#### Exercise
Emit the data below verbatim, stripping out any pictures.

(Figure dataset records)
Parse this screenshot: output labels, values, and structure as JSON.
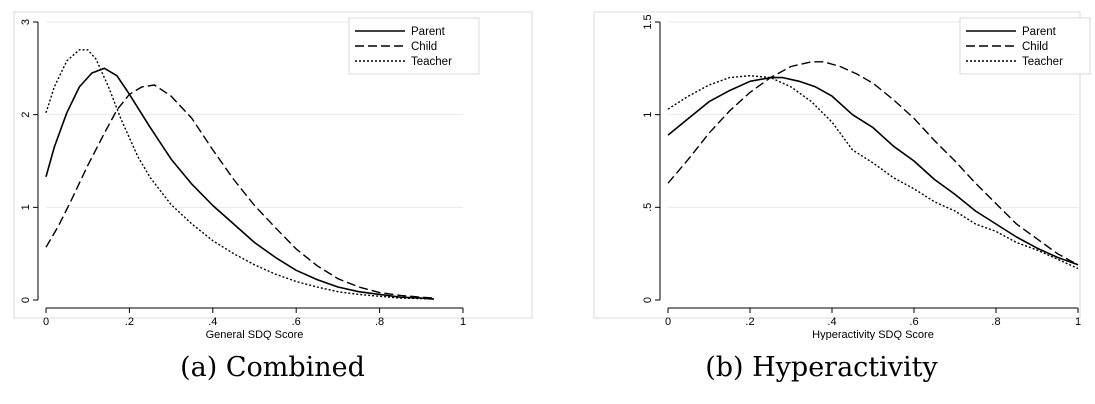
{
  "panels": [
    {
      "caption": "(a) Combined",
      "chart_data": {
        "type": "line",
        "xlabel": "General SDQ Score",
        "ylabel": "",
        "xlim": [
          0,
          1
        ],
        "ylim": [
          0,
          3
        ],
        "x_ticks": [
          "0",
          ".2",
          ".4",
          ".6",
          ".8",
          "1"
        ],
        "x_tick_values": [
          0,
          0.2,
          0.4,
          0.6,
          0.8,
          1
        ],
        "y_ticks": [
          "0",
          "1",
          "2",
          "3"
        ],
        "y_tick_values": [
          0,
          1,
          2,
          3
        ],
        "grid": "horizontal",
        "legend_position": "top-right",
        "series": [
          {
            "name": "Parent",
            "style": "solid",
            "color": "#000000",
            "x": [
              0,
              0.02,
              0.05,
              0.08,
              0.11,
              0.14,
              0.17,
              0.2,
              0.25,
              0.3,
              0.35,
              0.4,
              0.45,
              0.5,
              0.55,
              0.6,
              0.65,
              0.7,
              0.75,
              0.8,
              0.85,
              0.9,
              0.93
            ],
            "y": [
              1.33,
              1.65,
              2.02,
              2.3,
              2.45,
              2.5,
              2.42,
              2.22,
              1.86,
              1.52,
              1.25,
              1.02,
              0.82,
              0.62,
              0.46,
              0.32,
              0.22,
              0.14,
              0.09,
              0.06,
              0.03,
              0.02,
              0.01
            ]
          },
          {
            "name": "Child",
            "style": "dashed",
            "color": "#000000",
            "x": [
              0,
              0.03,
              0.06,
              0.1,
              0.14,
              0.17,
              0.2,
              0.23,
              0.26,
              0.3,
              0.35,
              0.4,
              0.45,
              0.5,
              0.55,
              0.6,
              0.65,
              0.7,
              0.75,
              0.8,
              0.85,
              0.9,
              0.93
            ],
            "y": [
              0.57,
              0.8,
              1.07,
              1.45,
              1.8,
              2.05,
              2.22,
              2.3,
              2.32,
              2.2,
              1.96,
              1.62,
              1.3,
              1.02,
              0.78,
              0.55,
              0.37,
              0.23,
              0.14,
              0.08,
              0.05,
              0.03,
              0.02
            ]
          },
          {
            "name": "Teacher",
            "style": "dotted",
            "color": "#000000",
            "x": [
              0,
              0.02,
              0.05,
              0.08,
              0.1,
              0.12,
              0.15,
              0.18,
              0.22,
              0.25,
              0.3,
              0.35,
              0.4,
              0.45,
              0.5,
              0.55,
              0.6,
              0.65,
              0.7,
              0.75,
              0.8,
              0.85,
              0.9,
              0.93
            ],
            "y": [
              2.02,
              2.3,
              2.58,
              2.7,
              2.7,
              2.6,
              2.3,
              1.95,
              1.55,
              1.32,
              1.03,
              0.82,
              0.64,
              0.5,
              0.38,
              0.28,
              0.2,
              0.14,
              0.09,
              0.06,
              0.04,
              0.02,
              0.015,
              0.01
            ]
          }
        ]
      }
    },
    {
      "caption": "(b) Hyperactivity",
      "chart_data": {
        "type": "line",
        "xlabel": "Hyperactivity SDQ Score",
        "ylabel": "",
        "xlim": [
          0,
          1
        ],
        "ylim": [
          0,
          1.5
        ],
        "x_ticks": [
          "0",
          ".2",
          ".4",
          ".6",
          ".8",
          "1"
        ],
        "x_tick_values": [
          0,
          0.2,
          0.4,
          0.6,
          0.8,
          1
        ],
        "y_ticks": [
          "0",
          ".5",
          "1",
          "1.5"
        ],
        "y_tick_values": [
          0,
          0.5,
          1,
          1.5
        ],
        "grid": "horizontal",
        "legend_position": "top-right",
        "series": [
          {
            "name": "Parent",
            "style": "solid",
            "color": "#000000",
            "x": [
              0,
              0.05,
              0.1,
              0.15,
              0.2,
              0.25,
              0.28,
              0.32,
              0.36,
              0.4,
              0.45,
              0.5,
              0.55,
              0.6,
              0.65,
              0.7,
              0.75,
              0.8,
              0.85,
              0.9,
              0.95,
              1.0
            ],
            "y": [
              0.89,
              0.98,
              1.07,
              1.13,
              1.18,
              1.2,
              1.2,
              1.18,
              1.15,
              1.1,
              1.0,
              0.93,
              0.83,
              0.75,
              0.65,
              0.57,
              0.48,
              0.41,
              0.34,
              0.28,
              0.23,
              0.19
            ]
          },
          {
            "name": "Child",
            "style": "dashed",
            "color": "#000000",
            "x": [
              0,
              0.05,
              0.1,
              0.15,
              0.2,
              0.25,
              0.3,
              0.35,
              0.38,
              0.42,
              0.46,
              0.5,
              0.55,
              0.6,
              0.65,
              0.7,
              0.75,
              0.8,
              0.85,
              0.9,
              0.95,
              1.0
            ],
            "y": [
              0.63,
              0.76,
              0.9,
              1.02,
              1.12,
              1.2,
              1.26,
              1.285,
              1.285,
              1.26,
              1.22,
              1.17,
              1.08,
              0.98,
              0.86,
              0.75,
              0.63,
              0.52,
              0.41,
              0.33,
              0.25,
              0.19
            ]
          },
          {
            "name": "Teacher",
            "style": "dotted",
            "color": "#000000",
            "x": [
              0,
              0.05,
              0.1,
              0.15,
              0.2,
              0.25,
              0.3,
              0.35,
              0.4,
              0.45,
              0.5,
              0.55,
              0.6,
              0.65,
              0.7,
              0.75,
              0.8,
              0.85,
              0.9,
              0.95,
              1.0
            ],
            "y": [
              1.03,
              1.1,
              1.16,
              1.2,
              1.21,
              1.2,
              1.15,
              1.07,
              0.96,
              0.81,
              0.74,
              0.66,
              0.6,
              0.53,
              0.48,
              0.41,
              0.37,
              0.31,
              0.27,
              0.22,
              0.17
            ]
          }
        ]
      }
    }
  ]
}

#### Finished task
Parse this screenshot: output labels, values, and structure as JSON.
{
  "panels": [
    {
      "caption": "(a) Combined",
      "chart_data": {
        "type": "line",
        "xlabel": "General SDQ Score",
        "ylabel": "",
        "xlim": [
          0,
          1
        ],
        "ylim": [
          0,
          3
        ],
        "x_ticks": [
          "0",
          ".2",
          ".4",
          ".6",
          ".8",
          "1"
        ],
        "x_tick_values": [
          0,
          0.2,
          0.4,
          0.6,
          0.8,
          1
        ],
        "y_ticks": [
          "0",
          "1",
          "2",
          "3"
        ],
        "y_tick_values": [
          0,
          1,
          2,
          3
        ],
        "grid": "horizontal",
        "legend_position": "top-right",
        "series": [
          {
            "name": "Parent",
            "style": "solid",
            "color": "#000000",
            "x": [
              0,
              0.02,
              0.05,
              0.08,
              0.11,
              0.14,
              0.17,
              0.2,
              0.25,
              0.3,
              0.35,
              0.4,
              0.45,
              0.5,
              0.55,
              0.6,
              0.65,
              0.7,
              0.75,
              0.8,
              0.85,
              0.9,
              0.93
            ],
            "y": [
              1.33,
              1.65,
              2.02,
              2.3,
              2.45,
              2.5,
              2.42,
              2.22,
              1.86,
              1.52,
              1.25,
              1.02,
              0.82,
              0.62,
              0.46,
              0.32,
              0.22,
              0.14,
              0.09,
              0.06,
              0.03,
              0.02,
              0.01
            ]
          },
          {
            "name": "Child",
            "style": "dashed",
            "color": "#000000",
            "x": [
              0,
              0.03,
              0.06,
              0.1,
              0.14,
              0.17,
              0.2,
              0.23,
              0.26,
              0.3,
              0.35,
              0.4,
              0.45,
              0.5,
              0.55,
              0.6,
              0.65,
              0.7,
              0.75,
              0.8,
              0.85,
              0.9,
              0.93
            ],
            "y": [
              0.57,
              0.8,
              1.07,
              1.45,
              1.8,
              2.05,
              2.22,
              2.3,
              2.32,
              2.2,
              1.96,
              1.62,
              1.3,
              1.02,
              0.78,
              0.55,
              0.37,
              0.23,
              0.14,
              0.08,
              0.05,
              0.03,
              0.02
            ]
          },
          {
            "name": "Teacher",
            "style": "dotted",
            "color": "#000000",
            "x": [
              0,
              0.02,
              0.05,
              0.08,
              0.1,
              0.12,
              0.15,
              0.18,
              0.22,
              0.25,
              0.3,
              0.35,
              0.4,
              0.45,
              0.5,
              0.55,
              0.6,
              0.65,
              0.7,
              0.75,
              0.8,
              0.85,
              0.9,
              0.93
            ],
            "y": [
              2.02,
              2.3,
              2.58,
              2.7,
              2.7,
              2.6,
              2.3,
              1.95,
              1.55,
              1.32,
              1.03,
              0.82,
              0.64,
              0.5,
              0.38,
              0.28,
              0.2,
              0.14,
              0.09,
              0.06,
              0.04,
              0.02,
              0.015,
              0.01
            ]
          }
        ]
      }
    },
    {
      "caption": "(b) Hyperactivity",
      "chart_data": {
        "type": "line",
        "xlabel": "Hyperactivity SDQ Score",
        "ylabel": "",
        "xlim": [
          0,
          1
        ],
        "ylim": [
          0,
          1.5
        ],
        "x_ticks": [
          "0",
          ".2",
          ".4",
          ".6",
          ".8",
          "1"
        ],
        "x_tick_values": [
          0,
          0.2,
          0.4,
          0.6,
          0.8,
          1
        ],
        "y_ticks": [
          "0",
          ".5",
          "1",
          "1.5"
        ],
        "y_tick_values": [
          0,
          0.5,
          1,
          1.5
        ],
        "grid": "horizontal",
        "legend_position": "top-right",
        "series": [
          {
            "name": "Parent",
            "style": "solid",
            "color": "#000000",
            "x": [
              0,
              0.05,
              0.1,
              0.15,
              0.2,
              0.25,
              0.28,
              0.32,
              0.36,
              0.4,
              0.45,
              0.5,
              0.55,
              0.6,
              0.65,
              0.7,
              0.75,
              0.8,
              0.85,
              0.9,
              0.95,
              1.0
            ],
            "y": [
              0.89,
              0.98,
              1.07,
              1.13,
              1.18,
              1.2,
              1.2,
              1.18,
              1.15,
              1.1,
              1.0,
              0.93,
              0.83,
              0.75,
              0.65,
              0.57,
              0.48,
              0.41,
              0.34,
              0.28,
              0.23,
              0.19
            ]
          },
          {
            "name": "Child",
            "style": "dashed",
            "color": "#000000",
            "x": [
              0,
              0.05,
              0.1,
              0.15,
              0.2,
              0.25,
              0.3,
              0.35,
              0.38,
              0.42,
              0.46,
              0.5,
              0.55,
              0.6,
              0.65,
              0.7,
              0.75,
              0.8,
              0.85,
              0.9,
              0.95,
              1.0
            ],
            "y": [
              0.63,
              0.76,
              0.9,
              1.02,
              1.12,
              1.2,
              1.26,
              1.285,
              1.285,
              1.26,
              1.22,
              1.17,
              1.08,
              0.98,
              0.86,
              0.75,
              0.63,
              0.52,
              0.41,
              0.33,
              0.25,
              0.19
            ]
          },
          {
            "name": "Teacher",
            "style": "dotted",
            "color": "#000000",
            "x": [
              0,
              0.05,
              0.1,
              0.15,
              0.2,
              0.25,
              0.3,
              0.35,
              0.4,
              0.45,
              0.5,
              0.55,
              0.6,
              0.65,
              0.7,
              0.75,
              0.8,
              0.85,
              0.9,
              0.95,
              1.0
            ],
            "y": [
              1.03,
              1.1,
              1.16,
              1.2,
              1.21,
              1.2,
              1.15,
              1.07,
              0.96,
              0.81,
              0.74,
              0.66,
              0.6,
              0.53,
              0.48,
              0.41,
              0.37,
              0.31,
              0.27,
              0.22,
              0.17
            ]
          }
        ]
      }
    }
  ]
}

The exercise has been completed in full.